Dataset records
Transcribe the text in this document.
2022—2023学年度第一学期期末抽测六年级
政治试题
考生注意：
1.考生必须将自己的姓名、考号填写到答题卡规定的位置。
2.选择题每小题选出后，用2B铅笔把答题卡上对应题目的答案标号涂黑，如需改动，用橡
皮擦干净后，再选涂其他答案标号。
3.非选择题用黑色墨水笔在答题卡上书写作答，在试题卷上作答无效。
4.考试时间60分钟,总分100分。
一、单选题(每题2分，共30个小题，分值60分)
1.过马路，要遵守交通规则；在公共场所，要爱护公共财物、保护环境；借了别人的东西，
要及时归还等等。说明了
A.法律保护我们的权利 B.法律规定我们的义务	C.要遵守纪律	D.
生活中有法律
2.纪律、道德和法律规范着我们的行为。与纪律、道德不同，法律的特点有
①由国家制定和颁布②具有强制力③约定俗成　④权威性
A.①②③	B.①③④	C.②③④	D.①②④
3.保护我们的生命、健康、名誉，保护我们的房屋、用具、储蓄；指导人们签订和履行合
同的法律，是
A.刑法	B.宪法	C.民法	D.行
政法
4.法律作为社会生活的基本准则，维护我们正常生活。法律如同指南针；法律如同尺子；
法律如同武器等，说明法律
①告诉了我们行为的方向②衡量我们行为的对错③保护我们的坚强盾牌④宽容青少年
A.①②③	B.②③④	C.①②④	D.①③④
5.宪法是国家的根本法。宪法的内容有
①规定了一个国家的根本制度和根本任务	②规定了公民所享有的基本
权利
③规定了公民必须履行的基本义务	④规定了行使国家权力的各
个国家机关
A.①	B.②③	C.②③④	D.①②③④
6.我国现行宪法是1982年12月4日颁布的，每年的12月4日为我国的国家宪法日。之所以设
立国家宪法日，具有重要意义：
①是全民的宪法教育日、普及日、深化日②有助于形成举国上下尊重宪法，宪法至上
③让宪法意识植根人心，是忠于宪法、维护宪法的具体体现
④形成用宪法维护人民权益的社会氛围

• [EXERCISE DESCRIPTION]
Repeat the entries exactly, all of them.

• [SOLUTION TO THIS EXERCISE]
Transcribe the text in this document.
2022—2023学年度第一学期期末抽测六年级
政治试题
考生注意：
1.考生必须将自己的姓名、考号填写到答题卡规定的位置。
2.选择题每小题选出后，用2B铅笔把答题卡上对应题目的答案标号涂黑，如需改动，用橡
皮擦干净后，再选涂其他答案标号。
3.非选择题用黑色墨水笔在答题卡上书写作答，在试题卷上作答无效。
4.考试时间60分钟,总分100分。
一、单选题(每题2分，共30个小题，分值60分)
1.过马路，要遵守交通规则；在公共场所，要爱护公共财物、保护环境；借了别人的东西，
要及时归还等等。说明了
A.法律保护我们的权利 B.法律规定我们的义务	C.要遵守纪律	D.
生活中有法律
2.纪律、道德和法律规范着我们的行为。与纪律、道德不同，法律的特点有
①由国家制定和颁布②具有强制力③约定俗成　④权威性
A.①②③	B.①③④	C.②③④	D.①②④
3.保护我们的生命、健康、名誉，保护我们的房屋、用具、储蓄；指导人们签订和履行合
同的法律，是
A.刑法	B.宪法	C.民法	D.行
政法
4.法律作为社会生活的基本准则，维护我们正常生活。法律如同指南针；法律如同尺子；
法律如同武器等，说明法律
①告诉了我们行为的方向②衡量我们行为的对错③保护我们的坚强盾牌④宽容青少年
A.①②③	B.②③④	C.①②④	D.①③④
5.宪法是国家的根本法。宪法的内容有
①规定了一个国家的根本制度和根本任务	②规定了公民所享有的基本
权利
③规定了公民必须履行的基本义务	④规定了行使国家权力的各
个国家机关
A.①	B.②③	C.②③④	D.①②③④
6.我国现行宪法是1982年12月4日颁布的，每年的12月4日为我国的国家宪法日。之所以设
立国家宪法日，具有重要意义：
①是全民的宪法教育日、普及日、深化日②有助于形成举国上下尊重宪法，宪法至上
③让宪法意识植根人心，是忠于宪法、维护宪法的具体体现
④形成用宪法维护人民权益的社会氛围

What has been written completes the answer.